Written problem: In the data below, find each line containing the string "Faraday" and return it.

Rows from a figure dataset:
▬▬▬▬▬▬▬▬▬▬

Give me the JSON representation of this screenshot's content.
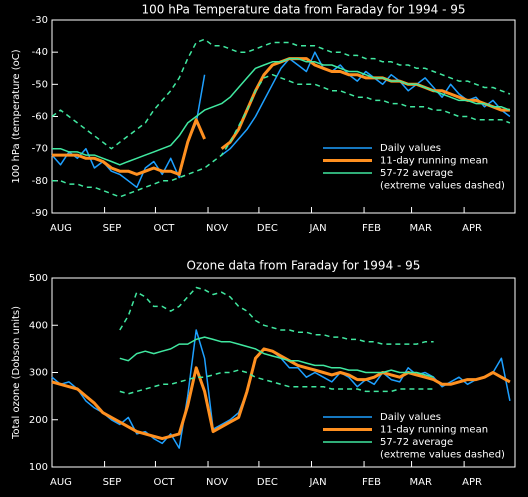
{
  "chart_data": [
    {
      "type": "line",
      "title": "100 hPa Temperature data from Faraday for 1994 - 95",
      "y_label": "100 hPa (temperature (oC)",
      "x": [
        0,
        5,
        10,
        15,
        20,
        25,
        30,
        35,
        40,
        45,
        50,
        55,
        60,
        65,
        70,
        75,
        80,
        85,
        90,
        95,
        100,
        105,
        110,
        115,
        120,
        125,
        130,
        135,
        140,
        145,
        150,
        155,
        160,
        165,
        170,
        175,
        180,
        185,
        190,
        195,
        200,
        205,
        210,
        215,
        220,
        225,
        230,
        235,
        240,
        245,
        250,
        255,
        260,
        265,
        270
      ],
      "xlim": [
        0,
        273
      ],
      "xticks": [
        {
          "value": 0,
          "label": "AUG"
        },
        {
          "value": 31,
          "label": "SEP"
        },
        {
          "value": 61,
          "label": "OCT"
        },
        {
          "value": 92,
          "label": "NOV"
        },
        {
          "value": 122,
          "label": "DEC"
        },
        {
          "value": 153,
          "label": "JAN"
        },
        {
          "value": 184,
          "label": "FEB"
        },
        {
          "value": 212,
          "label": "MAR"
        },
        {
          "value": 243,
          "label": "APR"
        }
      ],
      "ylim": [
        -90,
        -30
      ],
      "yticks": [
        -90,
        -80,
        -70,
        -60,
        -50,
        -40,
        -30
      ],
      "series": [
        {
          "name": "Daily values",
          "color": "#1ea0ff",
          "values": [
            -72,
            -75,
            -71,
            -73,
            -70,
            -76,
            -74,
            -77,
            -78,
            -80,
            -82,
            -76,
            -74,
            -78,
            -73,
            -79,
            -68,
            -62,
            -47,
            null,
            -72,
            -70,
            -67,
            -64,
            -60,
            -55,
            -50,
            -45,
            -42,
            -44,
            -46,
            -40,
            -45,
            -46,
            -44,
            -47,
            -49,
            -46,
            -48,
            -50,
            -47,
            -49,
            -52,
            -50,
            -48,
            -51,
            -54,
            -50,
            -53,
            -55,
            -54,
            -57,
            -55,
            -58,
            -60
          ]
        },
        {
          "name": "11-day running mean",
          "color": "#ff9020",
          "values": [
            -72,
            -72,
            -72,
            -72,
            -73,
            -73,
            -74,
            -76,
            -77,
            -77,
            -78,
            -77,
            -76,
            -77,
            -77,
            -78,
            -68,
            -61,
            -67,
            null,
            -70,
            -68,
            -64,
            -58,
            -52,
            -47,
            -44,
            -43,
            -42,
            -42,
            -42,
            -44,
            -45,
            -46,
            -46,
            -47,
            -47,
            -48,
            -48,
            -48,
            -49,
            -49,
            -50,
            -50,
            -51,
            -52,
            -52,
            -53,
            -54,
            -55,
            -55,
            -56,
            -57,
            -58,
            -58
          ]
        },
        {
          "name": "57-72 average",
          "color": "#40e8a0",
          "extremes_label": "(extreme values dashed)",
          "values": [
            -70,
            -70,
            -71,
            -71,
            -72,
            -72,
            -73,
            -74,
            -75,
            -74,
            -73,
            -72,
            -71,
            -70,
            -69,
            -66,
            -62,
            -60,
            -58,
            -57,
            -56,
            -54,
            -51,
            -48,
            -45,
            -44,
            -43,
            -43,
            -42,
            -42,
            -43,
            -43,
            -44,
            -44,
            -45,
            -46,
            -46,
            -47,
            -48,
            -48,
            -49,
            -49,
            -50,
            -50,
            -51,
            -52,
            -53,
            -54,
            -55,
            -55,
            -56,
            -56,
            -57,
            -57,
            -58
          ],
          "upper": [
            -60,
            -58,
            -60,
            -62,
            -64,
            -66,
            -68,
            -70,
            -68,
            -66,
            -64,
            -62,
            -58,
            -55,
            -52,
            -48,
            -42,
            -37,
            -36,
            -38,
            -38,
            -39,
            -40,
            -40,
            -39,
            -38,
            -37,
            -37,
            -37,
            -38,
            -38,
            -38,
            -39,
            -40,
            -40,
            -41,
            -41,
            -42,
            -42,
            -43,
            -43,
            -44,
            -44,
            -45,
            -45,
            -46,
            -47,
            -48,
            -49,
            -49,
            -50,
            -51,
            -51,
            -52,
            -53
          ],
          "lower": [
            -80,
            -80,
            -81,
            -81,
            -82,
            -82,
            -83,
            -84,
            -85,
            -84,
            -83,
            -82,
            -81,
            -80,
            -80,
            -79,
            -78,
            -77,
            -76,
            -74,
            -72,
            -68,
            -63,
            -58,
            -52,
            -48,
            -47,
            -48,
            -49,
            -50,
            -50,
            -50,
            -51,
            -52,
            -52,
            -53,
            -54,
            -54,
            -55,
            -55,
            -56,
            -56,
            -57,
            -57,
            -57,
            -58,
            -58,
            -59,
            -60,
            -60,
            -61,
            -61,
            -61,
            -61,
            -62
          ]
        }
      ]
    },
    {
      "type": "line",
      "title": "Ozone data from Faraday for 1994 - 95",
      "y_label": "Total ozone (Dobson units)",
      "x": [
        0,
        5,
        10,
        15,
        20,
        25,
        30,
        35,
        40,
        45,
        50,
        55,
        60,
        65,
        70,
        75,
        80,
        85,
        90,
        95,
        100,
        105,
        110,
        115,
        120,
        125,
        130,
        135,
        140,
        145,
        150,
        155,
        160,
        165,
        170,
        175,
        180,
        185,
        190,
        195,
        200,
        205,
        210,
        215,
        220,
        225,
        230,
        235,
        240,
        245,
        250,
        255,
        260,
        265,
        270
      ],
      "xlim": [
        0,
        273
      ],
      "xticks": [
        {
          "value": 0,
          "label": "AUG"
        },
        {
          "value": 31,
          "label": "SEP"
        },
        {
          "value": 61,
          "label": "OCT"
        },
        {
          "value": 92,
          "label": "NOV"
        },
        {
          "value": 122,
          "label": "DEC"
        },
        {
          "value": 153,
          "label": "JAN"
        },
        {
          "value": 184,
          "label": "FEB"
        },
        {
          "value": 212,
          "label": "MAR"
        },
        {
          "value": 243,
          "label": "APR"
        }
      ],
      "ylim": [
        100,
        500
      ],
      "yticks": [
        100,
        200,
        300,
        400,
        500
      ],
      "series": [
        {
          "name": "Daily values",
          "color": "#1ea0ff",
          "values": [
            290,
            275,
            280,
            265,
            240,
            225,
            215,
            200,
            190,
            205,
            170,
            175,
            160,
            150,
            170,
            140,
            250,
            390,
            330,
            180,
            190,
            200,
            215,
            260,
            330,
            350,
            345,
            330,
            310,
            310,
            290,
            300,
            290,
            280,
            300,
            290,
            270,
            285,
            275,
            300,
            285,
            280,
            310,
            295,
            300,
            290,
            270,
            280,
            290,
            275,
            285,
            290,
            300,
            330,
            240
          ]
        },
        {
          "name": "11-day running mean",
          "color": "#ff9020",
          "values": [
            280,
            275,
            270,
            265,
            250,
            235,
            215,
            205,
            195,
            185,
            175,
            170,
            165,
            160,
            165,
            170,
            230,
            310,
            260,
            175,
            185,
            195,
            205,
            260,
            330,
            350,
            345,
            335,
            325,
            315,
            310,
            305,
            300,
            295,
            300,
            295,
            285,
            285,
            290,
            300,
            295,
            290,
            300,
            295,
            290,
            285,
            275,
            275,
            280,
            285,
            285,
            290,
            300,
            290,
            280
          ]
        },
        {
          "name": "57-72 average",
          "color": "#40e8a0",
          "extremes_label": "(extreme values dashed)",
          "values": [
            null,
            null,
            null,
            null,
            null,
            null,
            null,
            null,
            330,
            325,
            340,
            345,
            340,
            345,
            350,
            360,
            360,
            370,
            375,
            370,
            365,
            365,
            360,
            355,
            350,
            340,
            335,
            330,
            325,
            325,
            320,
            315,
            315,
            310,
            310,
            305,
            305,
            300,
            300,
            300,
            305,
            300,
            300,
            300,
            295,
            290,
            null,
            null,
            null,
            null,
            null,
            null,
            null,
            null,
            null
          ],
          "upper": [
            null,
            null,
            null,
            null,
            null,
            null,
            null,
            null,
            390,
            420,
            470,
            460,
            440,
            440,
            430,
            440,
            460,
            480,
            475,
            465,
            470,
            460,
            440,
            430,
            410,
            400,
            395,
            390,
            390,
            385,
            385,
            380,
            380,
            375,
            375,
            370,
            370,
            365,
            365,
            360,
            360,
            360,
            360,
            360,
            365,
            365,
            null,
            null,
            null,
            null,
            null,
            null,
            null,
            null,
            null
          ],
          "lower": [
            null,
            null,
            null,
            null,
            null,
            null,
            null,
            null,
            260,
            255,
            260,
            265,
            270,
            275,
            275,
            280,
            285,
            290,
            290,
            295,
            300,
            300,
            305,
            300,
            290,
            285,
            280,
            275,
            270,
            270,
            270,
            270,
            270,
            265,
            265,
            265,
            265,
            260,
            260,
            260,
            260,
            265,
            265,
            265,
            265,
            265,
            null,
            null,
            null,
            null,
            null,
            null,
            null,
            null,
            null
          ]
        }
      ]
    }
  ]
}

▬▬▬▬▬▬▬▬▬▬

Written answer:
      "title": "100 hPa Temperature data from Faraday for 1994 - 95",
      "title": "Ozone data from Faraday for 1994 - 95",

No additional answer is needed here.